## TASK DIRECTIONS
What is the number of lines in these entries that contain "nNov"? State it alone.

## RECORDS SHOWN
══════════════════════════════

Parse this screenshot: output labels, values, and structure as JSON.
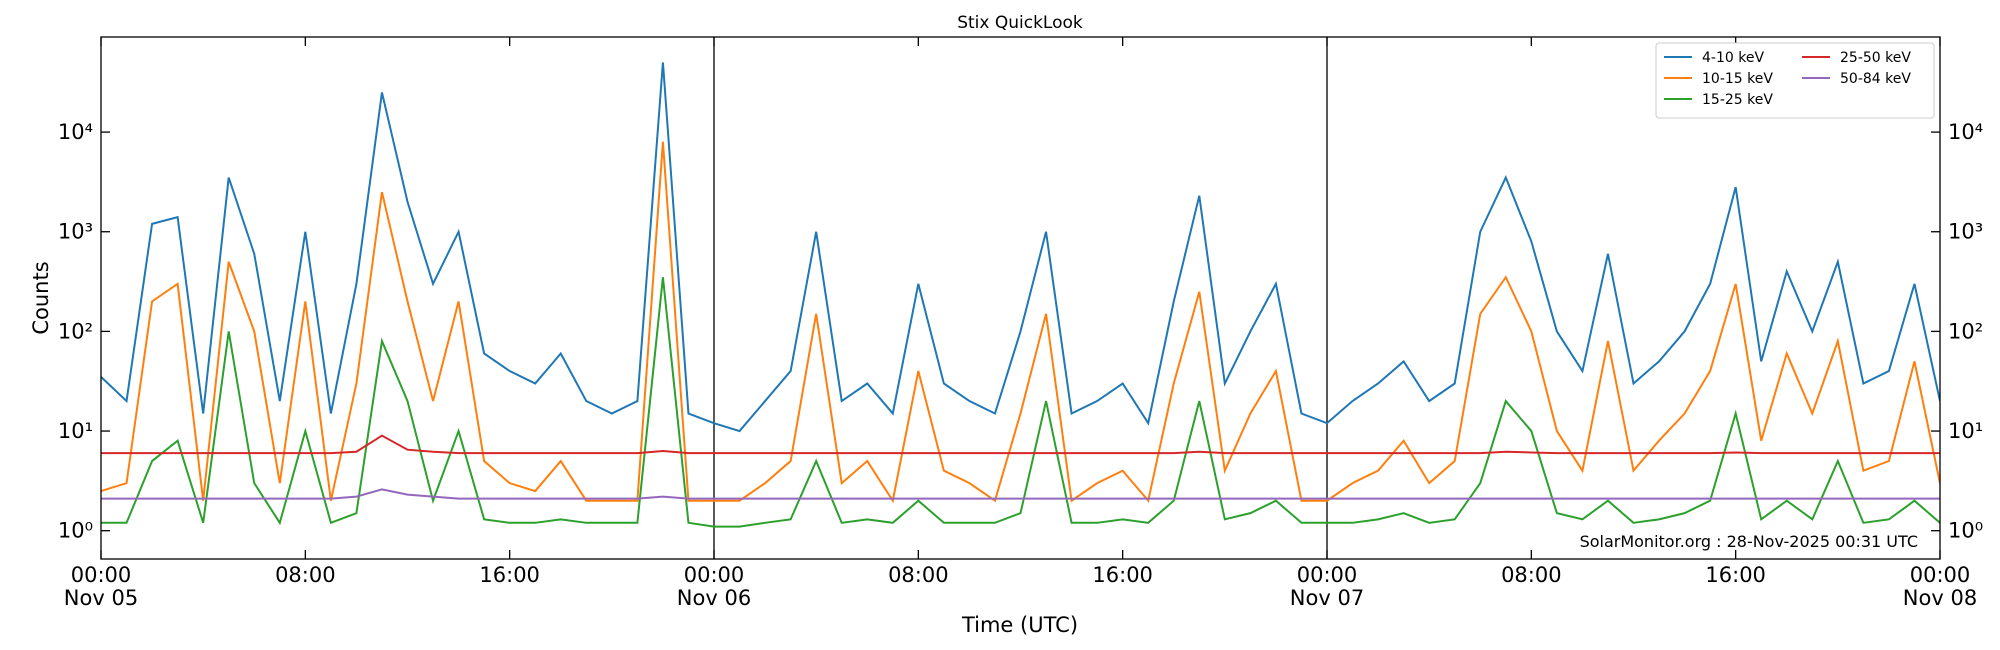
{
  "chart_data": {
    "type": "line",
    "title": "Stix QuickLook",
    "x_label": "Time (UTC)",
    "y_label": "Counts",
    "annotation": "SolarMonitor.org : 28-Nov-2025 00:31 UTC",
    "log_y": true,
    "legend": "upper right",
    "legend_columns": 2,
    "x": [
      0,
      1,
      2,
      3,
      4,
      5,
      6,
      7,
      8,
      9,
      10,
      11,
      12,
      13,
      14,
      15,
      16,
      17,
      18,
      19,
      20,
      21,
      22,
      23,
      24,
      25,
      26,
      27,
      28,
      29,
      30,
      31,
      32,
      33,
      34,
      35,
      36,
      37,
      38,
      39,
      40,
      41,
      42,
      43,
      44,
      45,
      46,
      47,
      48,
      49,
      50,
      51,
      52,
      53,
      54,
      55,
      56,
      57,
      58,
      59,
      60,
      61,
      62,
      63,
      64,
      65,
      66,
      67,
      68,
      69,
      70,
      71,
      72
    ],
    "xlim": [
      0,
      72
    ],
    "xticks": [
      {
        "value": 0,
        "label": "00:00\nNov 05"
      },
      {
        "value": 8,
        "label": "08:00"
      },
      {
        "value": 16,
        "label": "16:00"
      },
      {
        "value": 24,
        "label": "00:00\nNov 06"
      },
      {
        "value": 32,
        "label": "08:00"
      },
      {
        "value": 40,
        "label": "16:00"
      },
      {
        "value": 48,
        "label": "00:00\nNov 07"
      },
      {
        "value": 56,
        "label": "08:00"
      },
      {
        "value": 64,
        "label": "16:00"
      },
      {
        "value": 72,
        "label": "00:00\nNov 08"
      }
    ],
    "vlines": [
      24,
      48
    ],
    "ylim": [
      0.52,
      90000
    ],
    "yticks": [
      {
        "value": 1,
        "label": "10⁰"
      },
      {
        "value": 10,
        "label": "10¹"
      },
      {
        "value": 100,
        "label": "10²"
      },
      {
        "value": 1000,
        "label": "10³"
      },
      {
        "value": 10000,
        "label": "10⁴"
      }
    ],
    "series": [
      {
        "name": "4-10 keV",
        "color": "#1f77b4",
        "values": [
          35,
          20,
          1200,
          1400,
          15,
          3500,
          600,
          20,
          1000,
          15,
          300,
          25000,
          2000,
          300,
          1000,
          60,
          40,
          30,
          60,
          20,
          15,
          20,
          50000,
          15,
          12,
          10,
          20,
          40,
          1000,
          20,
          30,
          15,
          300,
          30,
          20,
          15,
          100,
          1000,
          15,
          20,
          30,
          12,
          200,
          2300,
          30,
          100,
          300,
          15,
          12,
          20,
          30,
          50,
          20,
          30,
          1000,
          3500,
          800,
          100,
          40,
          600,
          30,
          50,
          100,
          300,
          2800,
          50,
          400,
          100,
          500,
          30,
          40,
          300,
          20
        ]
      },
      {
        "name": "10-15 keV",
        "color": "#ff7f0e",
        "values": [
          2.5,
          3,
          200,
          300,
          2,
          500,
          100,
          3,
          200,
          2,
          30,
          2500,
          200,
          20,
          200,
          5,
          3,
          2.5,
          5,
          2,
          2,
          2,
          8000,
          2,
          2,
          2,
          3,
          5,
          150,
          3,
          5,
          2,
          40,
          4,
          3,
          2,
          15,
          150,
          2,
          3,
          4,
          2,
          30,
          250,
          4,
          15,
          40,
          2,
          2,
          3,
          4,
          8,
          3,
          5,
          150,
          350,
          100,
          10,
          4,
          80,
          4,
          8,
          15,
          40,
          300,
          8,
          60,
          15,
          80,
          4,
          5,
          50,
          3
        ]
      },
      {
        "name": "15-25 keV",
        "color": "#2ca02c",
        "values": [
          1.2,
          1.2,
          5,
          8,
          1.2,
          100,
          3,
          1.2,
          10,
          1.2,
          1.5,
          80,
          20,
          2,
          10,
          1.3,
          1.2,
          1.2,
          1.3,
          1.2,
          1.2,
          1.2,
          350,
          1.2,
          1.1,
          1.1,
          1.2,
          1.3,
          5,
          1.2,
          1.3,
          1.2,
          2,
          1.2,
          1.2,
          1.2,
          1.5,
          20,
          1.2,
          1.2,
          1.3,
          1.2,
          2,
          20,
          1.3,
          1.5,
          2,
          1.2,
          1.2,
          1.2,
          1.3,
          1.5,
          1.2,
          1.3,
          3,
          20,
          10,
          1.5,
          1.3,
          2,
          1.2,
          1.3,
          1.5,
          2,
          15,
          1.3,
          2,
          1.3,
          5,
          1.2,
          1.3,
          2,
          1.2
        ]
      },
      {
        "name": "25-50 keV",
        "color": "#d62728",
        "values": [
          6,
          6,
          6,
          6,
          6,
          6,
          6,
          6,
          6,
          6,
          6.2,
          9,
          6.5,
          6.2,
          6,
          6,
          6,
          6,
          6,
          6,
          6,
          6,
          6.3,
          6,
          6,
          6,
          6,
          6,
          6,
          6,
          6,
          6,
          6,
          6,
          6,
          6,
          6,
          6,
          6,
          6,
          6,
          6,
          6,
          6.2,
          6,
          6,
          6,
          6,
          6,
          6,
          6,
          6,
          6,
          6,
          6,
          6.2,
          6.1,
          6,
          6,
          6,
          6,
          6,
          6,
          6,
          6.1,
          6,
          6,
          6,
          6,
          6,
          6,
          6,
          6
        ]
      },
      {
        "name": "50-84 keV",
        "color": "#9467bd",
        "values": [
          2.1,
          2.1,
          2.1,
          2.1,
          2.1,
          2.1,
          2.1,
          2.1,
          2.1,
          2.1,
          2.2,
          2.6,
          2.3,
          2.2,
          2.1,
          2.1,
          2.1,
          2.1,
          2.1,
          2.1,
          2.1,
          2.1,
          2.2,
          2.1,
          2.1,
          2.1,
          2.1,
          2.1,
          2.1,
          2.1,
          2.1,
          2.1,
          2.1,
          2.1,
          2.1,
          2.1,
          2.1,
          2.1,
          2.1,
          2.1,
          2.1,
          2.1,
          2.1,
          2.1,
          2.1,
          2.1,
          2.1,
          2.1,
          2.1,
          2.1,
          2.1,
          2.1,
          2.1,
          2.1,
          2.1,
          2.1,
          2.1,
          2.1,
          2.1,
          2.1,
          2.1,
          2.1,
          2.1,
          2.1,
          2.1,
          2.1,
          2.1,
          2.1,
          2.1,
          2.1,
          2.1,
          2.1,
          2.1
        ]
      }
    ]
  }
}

══════════════════════════════

## FINISHED EXERCISE
4